• Listing:
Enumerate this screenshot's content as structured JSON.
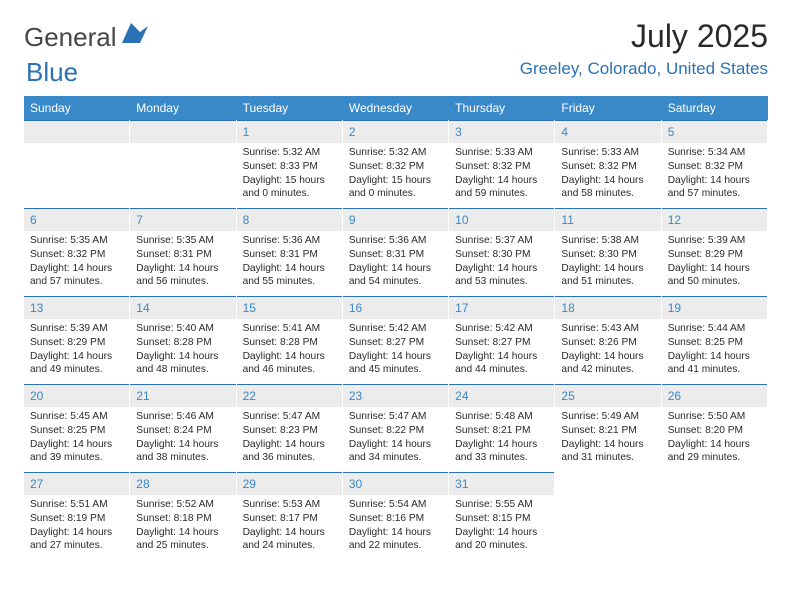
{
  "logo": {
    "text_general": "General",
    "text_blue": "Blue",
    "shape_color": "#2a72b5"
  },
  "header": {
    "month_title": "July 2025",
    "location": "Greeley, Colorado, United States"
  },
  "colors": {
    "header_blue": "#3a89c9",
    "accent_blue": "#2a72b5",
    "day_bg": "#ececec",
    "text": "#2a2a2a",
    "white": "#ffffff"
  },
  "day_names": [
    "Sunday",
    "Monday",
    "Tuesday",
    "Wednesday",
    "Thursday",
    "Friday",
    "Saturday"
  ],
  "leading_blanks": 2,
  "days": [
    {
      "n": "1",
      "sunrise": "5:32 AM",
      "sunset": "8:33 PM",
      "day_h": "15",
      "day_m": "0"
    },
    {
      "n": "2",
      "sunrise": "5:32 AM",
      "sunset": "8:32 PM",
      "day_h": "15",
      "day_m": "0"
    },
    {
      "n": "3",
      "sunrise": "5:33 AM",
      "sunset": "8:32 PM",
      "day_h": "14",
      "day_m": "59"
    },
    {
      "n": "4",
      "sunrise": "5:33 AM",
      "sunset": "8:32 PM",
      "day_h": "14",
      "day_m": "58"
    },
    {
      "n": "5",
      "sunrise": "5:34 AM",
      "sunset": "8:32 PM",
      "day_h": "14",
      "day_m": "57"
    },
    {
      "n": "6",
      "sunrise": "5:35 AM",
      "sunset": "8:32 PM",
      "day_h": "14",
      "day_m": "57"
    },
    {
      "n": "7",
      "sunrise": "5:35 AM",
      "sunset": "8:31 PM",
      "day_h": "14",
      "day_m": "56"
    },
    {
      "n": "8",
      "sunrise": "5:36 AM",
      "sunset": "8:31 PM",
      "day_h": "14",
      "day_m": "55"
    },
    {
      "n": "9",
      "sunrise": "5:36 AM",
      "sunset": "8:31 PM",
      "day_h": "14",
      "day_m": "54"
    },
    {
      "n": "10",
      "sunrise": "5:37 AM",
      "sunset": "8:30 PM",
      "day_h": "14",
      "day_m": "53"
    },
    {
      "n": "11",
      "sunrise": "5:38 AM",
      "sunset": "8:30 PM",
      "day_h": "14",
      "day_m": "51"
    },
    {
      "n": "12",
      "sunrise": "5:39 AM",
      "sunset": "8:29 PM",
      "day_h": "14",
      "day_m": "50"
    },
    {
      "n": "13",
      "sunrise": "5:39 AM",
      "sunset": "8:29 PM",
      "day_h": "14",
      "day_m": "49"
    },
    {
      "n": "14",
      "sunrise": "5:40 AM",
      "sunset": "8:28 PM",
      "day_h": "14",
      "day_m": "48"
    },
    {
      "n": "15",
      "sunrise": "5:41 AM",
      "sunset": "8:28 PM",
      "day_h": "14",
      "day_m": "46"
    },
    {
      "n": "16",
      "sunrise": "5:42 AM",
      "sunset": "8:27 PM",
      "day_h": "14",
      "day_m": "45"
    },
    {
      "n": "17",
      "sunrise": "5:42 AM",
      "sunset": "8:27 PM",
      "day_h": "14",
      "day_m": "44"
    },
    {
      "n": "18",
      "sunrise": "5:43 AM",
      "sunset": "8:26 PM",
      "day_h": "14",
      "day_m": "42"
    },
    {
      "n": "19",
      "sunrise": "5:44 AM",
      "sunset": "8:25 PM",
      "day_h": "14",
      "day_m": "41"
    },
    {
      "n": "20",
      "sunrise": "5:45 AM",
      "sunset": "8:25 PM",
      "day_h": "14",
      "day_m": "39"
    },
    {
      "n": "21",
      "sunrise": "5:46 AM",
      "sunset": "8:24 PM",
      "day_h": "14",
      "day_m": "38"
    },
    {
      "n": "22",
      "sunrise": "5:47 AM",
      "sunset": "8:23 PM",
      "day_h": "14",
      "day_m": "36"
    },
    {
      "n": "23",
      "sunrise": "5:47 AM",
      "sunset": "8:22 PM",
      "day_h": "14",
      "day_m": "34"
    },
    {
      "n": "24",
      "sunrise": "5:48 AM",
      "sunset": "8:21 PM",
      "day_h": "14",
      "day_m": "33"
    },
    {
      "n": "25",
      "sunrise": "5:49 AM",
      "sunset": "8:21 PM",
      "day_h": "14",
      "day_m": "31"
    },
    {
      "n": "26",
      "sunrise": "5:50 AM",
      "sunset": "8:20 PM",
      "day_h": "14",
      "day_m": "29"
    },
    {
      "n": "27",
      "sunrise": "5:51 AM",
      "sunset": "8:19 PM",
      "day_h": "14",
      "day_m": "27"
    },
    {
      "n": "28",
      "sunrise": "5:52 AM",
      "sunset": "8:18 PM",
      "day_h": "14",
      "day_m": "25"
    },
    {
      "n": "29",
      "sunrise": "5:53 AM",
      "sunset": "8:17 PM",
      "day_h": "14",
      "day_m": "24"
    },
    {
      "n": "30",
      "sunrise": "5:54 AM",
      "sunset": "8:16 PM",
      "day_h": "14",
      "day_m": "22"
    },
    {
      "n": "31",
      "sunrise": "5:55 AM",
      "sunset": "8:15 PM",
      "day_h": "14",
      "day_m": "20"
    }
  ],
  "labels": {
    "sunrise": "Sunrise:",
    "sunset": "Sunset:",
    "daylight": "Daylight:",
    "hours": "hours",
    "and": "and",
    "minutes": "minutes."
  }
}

• Set exercise: Reproduce each line exactly as it appears, omitting the pictures.

• Solution for this task:
Enumerate this screenshot's content as structured JSON.
{
  "logo": {
    "text_general": "General",
    "text_blue": "Blue",
    "shape_color": "#2a72b5"
  },
  "header": {
    "month_title": "July 2025",
    "location": "Greeley, Colorado, United States"
  },
  "colors": {
    "header_blue": "#3a89c9",
    "accent_blue": "#2a72b5",
    "day_bg": "#ececec",
    "text": "#2a2a2a",
    "white": "#ffffff"
  },
  "day_names": [
    "Sunday",
    "Monday",
    "Tuesday",
    "Wednesday",
    "Thursday",
    "Friday",
    "Saturday"
  ],
  "leading_blanks": 2,
  "days": [
    {
      "n": "1",
      "sunrise": "5:32 AM",
      "sunset": "8:33 PM",
      "day_h": "15",
      "day_m": "0"
    },
    {
      "n": "2",
      "sunrise": "5:32 AM",
      "sunset": "8:32 PM",
      "day_h": "15",
      "day_m": "0"
    },
    {
      "n": "3",
      "sunrise": "5:33 AM",
      "sunset": "8:32 PM",
      "day_h": "14",
      "day_m": "59"
    },
    {
      "n": "4",
      "sunrise": "5:33 AM",
      "sunset": "8:32 PM",
      "day_h": "14",
      "day_m": "58"
    },
    {
      "n": "5",
      "sunrise": "5:34 AM",
      "sunset": "8:32 PM",
      "day_h": "14",
      "day_m": "57"
    },
    {
      "n": "6",
      "sunrise": "5:35 AM",
      "sunset": "8:32 PM",
      "day_h": "14",
      "day_m": "57"
    },
    {
      "n": "7",
      "sunrise": "5:35 AM",
      "sunset": "8:31 PM",
      "day_h": "14",
      "day_m": "56"
    },
    {
      "n": "8",
      "sunrise": "5:36 AM",
      "sunset": "8:31 PM",
      "day_h": "14",
      "day_m": "55"
    },
    {
      "n": "9",
      "sunrise": "5:36 AM",
      "sunset": "8:31 PM",
      "day_h": "14",
      "day_m": "54"
    },
    {
      "n": "10",
      "sunrise": "5:37 AM",
      "sunset": "8:30 PM",
      "day_h": "14",
      "day_m": "53"
    },
    {
      "n": "11",
      "sunrise": "5:38 AM",
      "sunset": "8:30 PM",
      "day_h": "14",
      "day_m": "51"
    },
    {
      "n": "12",
      "sunrise": "5:39 AM",
      "sunset": "8:29 PM",
      "day_h": "14",
      "day_m": "50"
    },
    {
      "n": "13",
      "sunrise": "5:39 AM",
      "sunset": "8:29 PM",
      "day_h": "14",
      "day_m": "49"
    },
    {
      "n": "14",
      "sunrise": "5:40 AM",
      "sunset": "8:28 PM",
      "day_h": "14",
      "day_m": "48"
    },
    {
      "n": "15",
      "sunrise": "5:41 AM",
      "sunset": "8:28 PM",
      "day_h": "14",
      "day_m": "46"
    },
    {
      "n": "16",
      "sunrise": "5:42 AM",
      "sunset": "8:27 PM",
      "day_h": "14",
      "day_m": "45"
    },
    {
      "n": "17",
      "sunrise": "5:42 AM",
      "sunset": "8:27 PM",
      "day_h": "14",
      "day_m": "44"
    },
    {
      "n": "18",
      "sunrise": "5:43 AM",
      "sunset": "8:26 PM",
      "day_h": "14",
      "day_m": "42"
    },
    {
      "n": "19",
      "sunrise": "5:44 AM",
      "sunset": "8:25 PM",
      "day_h": "14",
      "day_m": "41"
    },
    {
      "n": "20",
      "sunrise": "5:45 AM",
      "sunset": "8:25 PM",
      "day_h": "14",
      "day_m": "39"
    },
    {
      "n": "21",
      "sunrise": "5:46 AM",
      "sunset": "8:24 PM",
      "day_h": "14",
      "day_m": "38"
    },
    {
      "n": "22",
      "sunrise": "5:47 AM",
      "sunset": "8:23 PM",
      "day_h": "14",
      "day_m": "36"
    },
    {
      "n": "23",
      "sunrise": "5:47 AM",
      "sunset": "8:22 PM",
      "day_h": "14",
      "day_m": "34"
    },
    {
      "n": "24",
      "sunrise": "5:48 AM",
      "sunset": "8:21 PM",
      "day_h": "14",
      "day_m": "33"
    },
    {
      "n": "25",
      "sunrise": "5:49 AM",
      "sunset": "8:21 PM",
      "day_h": "14",
      "day_m": "31"
    },
    {
      "n": "26",
      "sunrise": "5:50 AM",
      "sunset": "8:20 PM",
      "day_h": "14",
      "day_m": "29"
    },
    {
      "n": "27",
      "sunrise": "5:51 AM",
      "sunset": "8:19 PM",
      "day_h": "14",
      "day_m": "27"
    },
    {
      "n": "28",
      "sunrise": "5:52 AM",
      "sunset": "8:18 PM",
      "day_h": "14",
      "day_m": "25"
    },
    {
      "n": "29",
      "sunrise": "5:53 AM",
      "sunset": "8:17 PM",
      "day_h": "14",
      "day_m": "24"
    },
    {
      "n": "30",
      "sunrise": "5:54 AM",
      "sunset": "8:16 PM",
      "day_h": "14",
      "day_m": "22"
    },
    {
      "n": "31",
      "sunrise": "5:55 AM",
      "sunset": "8:15 PM",
      "day_h": "14",
      "day_m": "20"
    }
  ],
  "labels": {
    "sunrise": "Sunrise:",
    "sunset": "Sunset:",
    "daylight": "Daylight:",
    "hours": "hours",
    "and": "and",
    "minutes": "minutes."
  }
}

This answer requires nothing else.